*WRITTEN REQUEST:* Report how many lines hold the word "Check"; answer with the number alone.

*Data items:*
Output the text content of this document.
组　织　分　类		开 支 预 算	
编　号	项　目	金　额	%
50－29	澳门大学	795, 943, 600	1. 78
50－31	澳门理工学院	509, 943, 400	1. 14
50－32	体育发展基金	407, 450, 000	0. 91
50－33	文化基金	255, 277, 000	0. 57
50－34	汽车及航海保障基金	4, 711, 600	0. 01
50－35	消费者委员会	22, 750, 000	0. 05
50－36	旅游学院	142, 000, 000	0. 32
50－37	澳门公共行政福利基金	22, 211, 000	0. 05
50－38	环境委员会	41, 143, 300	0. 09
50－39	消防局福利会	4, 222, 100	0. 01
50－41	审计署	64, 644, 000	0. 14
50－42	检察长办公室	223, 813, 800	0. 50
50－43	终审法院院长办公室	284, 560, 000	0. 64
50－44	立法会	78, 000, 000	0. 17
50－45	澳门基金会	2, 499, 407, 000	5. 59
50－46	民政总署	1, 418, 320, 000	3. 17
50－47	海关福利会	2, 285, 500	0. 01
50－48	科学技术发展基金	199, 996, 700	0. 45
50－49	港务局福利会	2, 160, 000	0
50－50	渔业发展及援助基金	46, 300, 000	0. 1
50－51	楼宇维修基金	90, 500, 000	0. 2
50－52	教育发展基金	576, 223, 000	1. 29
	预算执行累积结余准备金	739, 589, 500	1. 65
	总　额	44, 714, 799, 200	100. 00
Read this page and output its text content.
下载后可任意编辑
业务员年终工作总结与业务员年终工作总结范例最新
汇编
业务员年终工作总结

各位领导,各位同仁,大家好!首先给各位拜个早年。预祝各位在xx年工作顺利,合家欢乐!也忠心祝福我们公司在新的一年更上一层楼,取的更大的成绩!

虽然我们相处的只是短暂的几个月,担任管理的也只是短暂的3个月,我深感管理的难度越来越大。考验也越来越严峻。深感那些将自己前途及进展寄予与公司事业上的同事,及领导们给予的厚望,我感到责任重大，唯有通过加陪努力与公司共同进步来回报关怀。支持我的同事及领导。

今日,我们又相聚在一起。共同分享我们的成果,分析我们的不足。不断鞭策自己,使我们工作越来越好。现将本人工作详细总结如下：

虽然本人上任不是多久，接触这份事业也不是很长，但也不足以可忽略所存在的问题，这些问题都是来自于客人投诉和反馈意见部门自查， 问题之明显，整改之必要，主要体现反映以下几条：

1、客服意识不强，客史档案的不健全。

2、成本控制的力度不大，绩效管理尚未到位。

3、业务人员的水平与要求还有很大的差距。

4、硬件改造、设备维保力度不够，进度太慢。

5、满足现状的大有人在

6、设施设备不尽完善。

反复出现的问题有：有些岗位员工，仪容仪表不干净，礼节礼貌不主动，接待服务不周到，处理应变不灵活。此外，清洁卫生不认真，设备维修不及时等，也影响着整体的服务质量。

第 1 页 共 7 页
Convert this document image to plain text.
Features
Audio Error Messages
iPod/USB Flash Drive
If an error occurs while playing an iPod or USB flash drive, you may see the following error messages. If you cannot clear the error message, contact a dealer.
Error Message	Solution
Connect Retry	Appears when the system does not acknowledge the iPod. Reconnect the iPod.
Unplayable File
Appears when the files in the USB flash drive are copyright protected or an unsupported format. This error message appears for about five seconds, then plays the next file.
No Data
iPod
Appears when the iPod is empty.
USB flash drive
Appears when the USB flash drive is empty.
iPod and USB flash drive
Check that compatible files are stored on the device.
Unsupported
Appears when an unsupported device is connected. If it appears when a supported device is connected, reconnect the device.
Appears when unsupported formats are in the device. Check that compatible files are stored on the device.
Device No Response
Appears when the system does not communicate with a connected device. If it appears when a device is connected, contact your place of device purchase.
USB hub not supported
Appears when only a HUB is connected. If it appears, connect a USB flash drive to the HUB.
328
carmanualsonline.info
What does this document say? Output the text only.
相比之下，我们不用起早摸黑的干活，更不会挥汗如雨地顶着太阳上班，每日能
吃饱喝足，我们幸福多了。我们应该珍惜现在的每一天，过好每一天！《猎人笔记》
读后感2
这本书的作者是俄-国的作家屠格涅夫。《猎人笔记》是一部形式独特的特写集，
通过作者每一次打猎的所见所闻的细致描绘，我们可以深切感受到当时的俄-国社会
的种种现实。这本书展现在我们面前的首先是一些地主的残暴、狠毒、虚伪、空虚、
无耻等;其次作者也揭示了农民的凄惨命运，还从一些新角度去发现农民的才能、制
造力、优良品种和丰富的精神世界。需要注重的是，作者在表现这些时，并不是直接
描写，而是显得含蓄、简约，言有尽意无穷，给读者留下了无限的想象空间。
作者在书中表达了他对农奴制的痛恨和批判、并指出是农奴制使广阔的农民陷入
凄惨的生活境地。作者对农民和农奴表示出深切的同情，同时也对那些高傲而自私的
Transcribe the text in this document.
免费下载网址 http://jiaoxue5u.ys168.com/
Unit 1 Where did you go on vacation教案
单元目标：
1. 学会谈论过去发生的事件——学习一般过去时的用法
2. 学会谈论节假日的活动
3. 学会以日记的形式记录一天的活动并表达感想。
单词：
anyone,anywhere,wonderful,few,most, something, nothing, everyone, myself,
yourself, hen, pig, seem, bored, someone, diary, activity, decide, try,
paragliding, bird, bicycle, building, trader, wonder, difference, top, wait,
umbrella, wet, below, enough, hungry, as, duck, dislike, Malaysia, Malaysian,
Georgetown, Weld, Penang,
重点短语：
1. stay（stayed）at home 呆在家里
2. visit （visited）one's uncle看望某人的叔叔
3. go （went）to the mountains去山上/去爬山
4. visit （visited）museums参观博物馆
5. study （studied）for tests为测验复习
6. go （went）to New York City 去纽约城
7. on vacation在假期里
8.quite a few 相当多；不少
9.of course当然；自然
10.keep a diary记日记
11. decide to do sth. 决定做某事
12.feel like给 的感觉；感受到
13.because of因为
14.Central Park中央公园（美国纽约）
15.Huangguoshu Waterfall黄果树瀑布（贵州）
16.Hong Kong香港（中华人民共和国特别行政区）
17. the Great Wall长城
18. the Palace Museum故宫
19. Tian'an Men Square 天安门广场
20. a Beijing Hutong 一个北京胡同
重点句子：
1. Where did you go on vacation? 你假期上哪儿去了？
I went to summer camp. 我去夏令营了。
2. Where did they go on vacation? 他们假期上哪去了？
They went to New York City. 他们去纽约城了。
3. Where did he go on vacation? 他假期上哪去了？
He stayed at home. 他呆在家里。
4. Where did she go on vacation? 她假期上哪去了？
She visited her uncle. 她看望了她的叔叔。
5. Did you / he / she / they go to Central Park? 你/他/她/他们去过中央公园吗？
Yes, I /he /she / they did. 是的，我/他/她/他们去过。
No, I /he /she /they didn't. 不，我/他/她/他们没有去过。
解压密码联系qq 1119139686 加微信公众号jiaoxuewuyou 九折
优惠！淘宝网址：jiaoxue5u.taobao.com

*SOLUTION TO THE EXERCISE:* 2